## Data

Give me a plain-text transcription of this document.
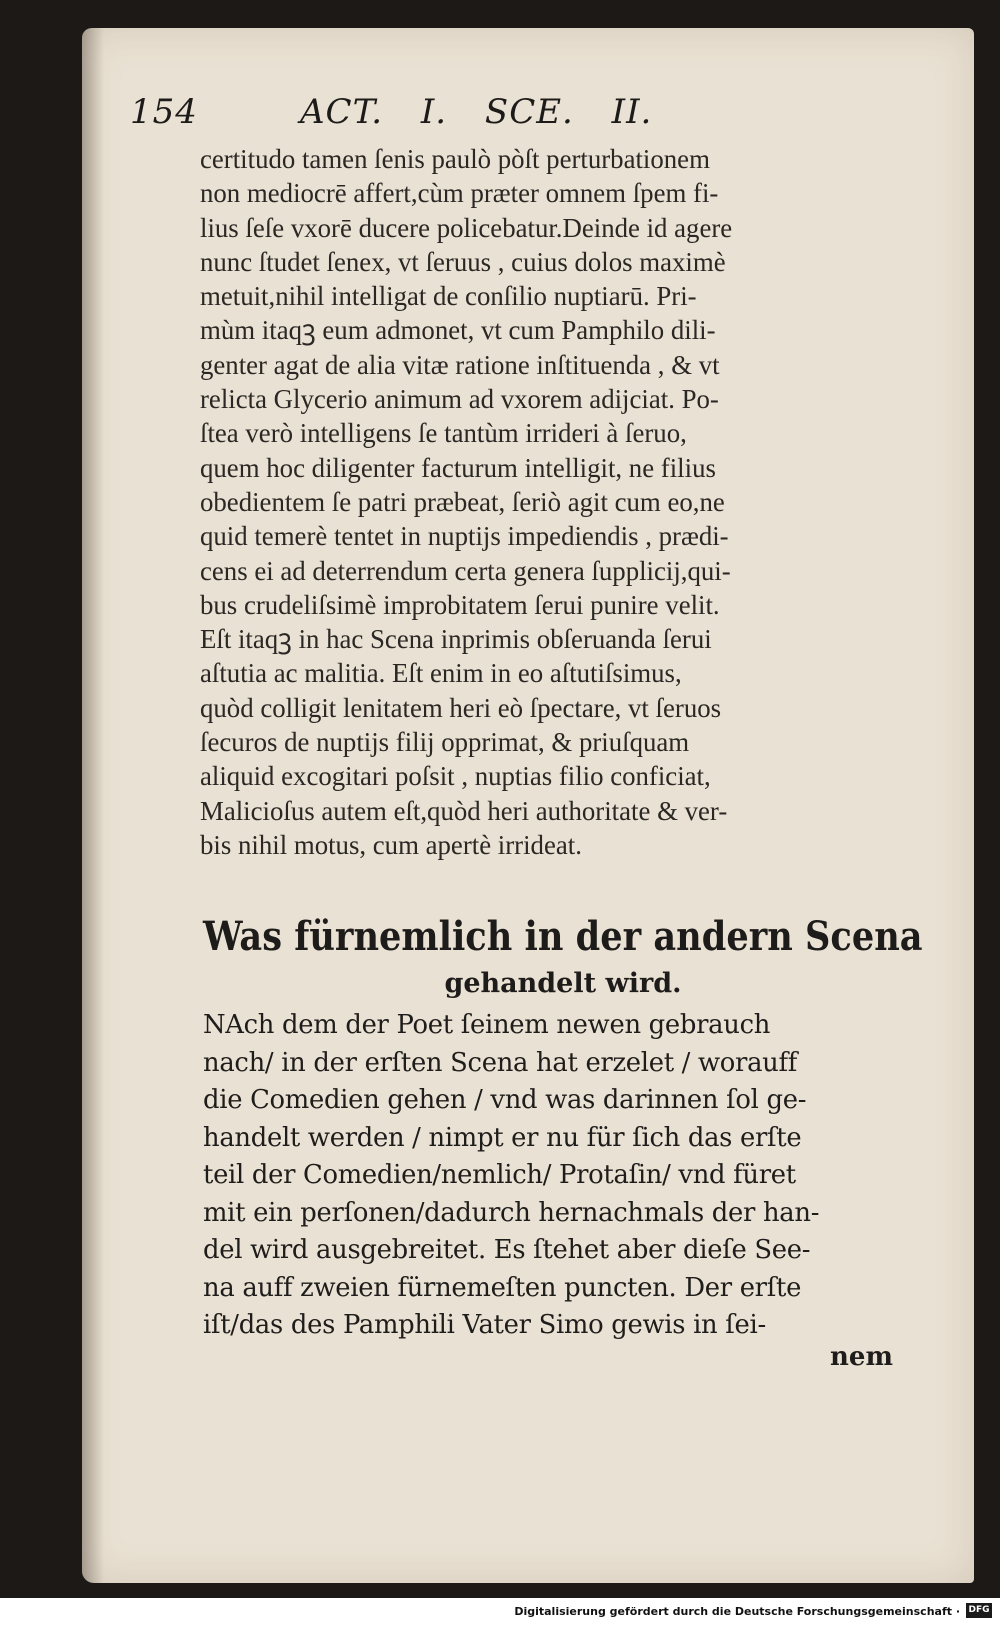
154	ACT. I. SCE. II.
certitudo tamen ſenis paulò pòſt perturbationem
non mediocrē affert,cùm præter omnem ſpem fi-
lius ſeſe vxorē ducere policebatur.Deinde id agere
nunc ſtudet ſenex, vt ſeruus , cuius dolos maximè
metuit,nihil intelligat de conſilio nuptiarū. Pri-
mùm itaqꝫ eum admonet, vt cum Pamphilo dili-
genter agat de alia vitæ ratione inſtituenda , & vt
relicta Glycerio animum ad vxorem adijciat. Po-
ſtea verò intelligens ſe tantùm irrideri à ſeruo,
quem hoc diligenter facturum intelligit, ne filius
obedientem ſe patri præbeat, ſeriò agit cum eo,ne
quid temerè tentet in nuptijs impediendis , prædi-
cens ei ad deterrendum certa genera ſupplicij,qui-
bus crudeliſsimè improbitatem ſerui punire velit.
Eſt itaqꝫ in hac Scena inprimis obſeruanda ſerui
aſtutia ac malitia. Eſt enim in eo aſtutiſsimus,
quòd colligit lenitatem heri eò ſpectare, vt ſeruos
ſecuros de nuptijs filij opprimat, & priuſquam
aliquid excogitari poſsit , nuptias filio conficiat,
Malicioſus autem eſt,quòd heri authoritate & ver-
bis nihil motus, cum apertè irrideat.
Was fürnemlich in der andern Scena
gehandelt wird.
NAch dem der Poet ſeinem newen gebrauch
nach/ in der erſten Scena hat erzelet / worauff
die Comedien gehen / vnd was darinnen ſol ge-
handelt werden / nimpt er nu für ſich das erſte
teil der Comedien/nemlich/ Protaſin/ vnd füret
mit ein perſonen/dadurch hernachmals der han-
del wird ausgebreitet. Es ſtehet aber dieſe See-
na auff zweien fürnemeſten puncten. Der erſte
iſt/das des Pamphili Vater Simo gewis in ſei-
nem
Digitalisierung gefördert durch die Deutsche Forschungsgemeinschaft · DFG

## Your instructions
Leave out the pictures and give the rest of the records again exactly.

## The answer
Give me a plain-text transcription of this document.
154	ACT. I. SCE. II.
certitudo tamen ſenis paulò pòſt perturbationem
non mediocrē affert,cùm præter omnem ſpem fi-
lius ſeſe vxorē ducere policebatur.Deinde id agere
nunc ſtudet ſenex, vt ſeruus , cuius dolos maximè
metuit,nihil intelligat de conſilio nuptiarū. Pri-
mùm itaqꝫ eum admonet, vt cum Pamphilo dili-
genter agat de alia vitæ ratione inſtituenda , & vt
relicta Glycerio animum ad vxorem adijciat. Po-
ſtea verò intelligens ſe tantùm irrideri à ſeruo,
quem hoc diligenter facturum intelligit, ne filius
obedientem ſe patri præbeat, ſeriò agit cum eo,ne
quid temerè tentet in nuptijs impediendis , prædi-
cens ei ad deterrendum certa genera ſupplicij,qui-
bus crudeliſsimè improbitatem ſerui punire velit.
Eſt itaqꝫ in hac Scena inprimis obſeruanda ſerui
aſtutia ac malitia. Eſt enim in eo aſtutiſsimus,
quòd colligit lenitatem heri eò ſpectare, vt ſeruos
ſecuros de nuptijs filij opprimat, & priuſquam
aliquid excogitari poſsit , nuptias filio conficiat,
Malicioſus autem eſt,quòd heri authoritate & ver-
bis nihil motus, cum apertè irrideat.
Was fürnemlich in der andern Scena
gehandelt wird.
NAch dem der Poet ſeinem newen gebrauch
nach/ in der erſten Scena hat erzelet / worauff
die Comedien gehen / vnd was darinnen ſol ge-
handelt werden / nimpt er nu für ſich das erſte
teil der Comedien/nemlich/ Protaſin/ vnd füret
mit ein perſonen/dadurch hernachmals der han-
del wird ausgebreitet. Es ſtehet aber dieſe See-
na auff zweien fürnemeſten puncten. Der erſte
iſt/das des Pamphili Vater Simo gewis in ſei-
nem
Digitalisierung gefördert durch die Deutsche Forschungsgemeinschaft · DFG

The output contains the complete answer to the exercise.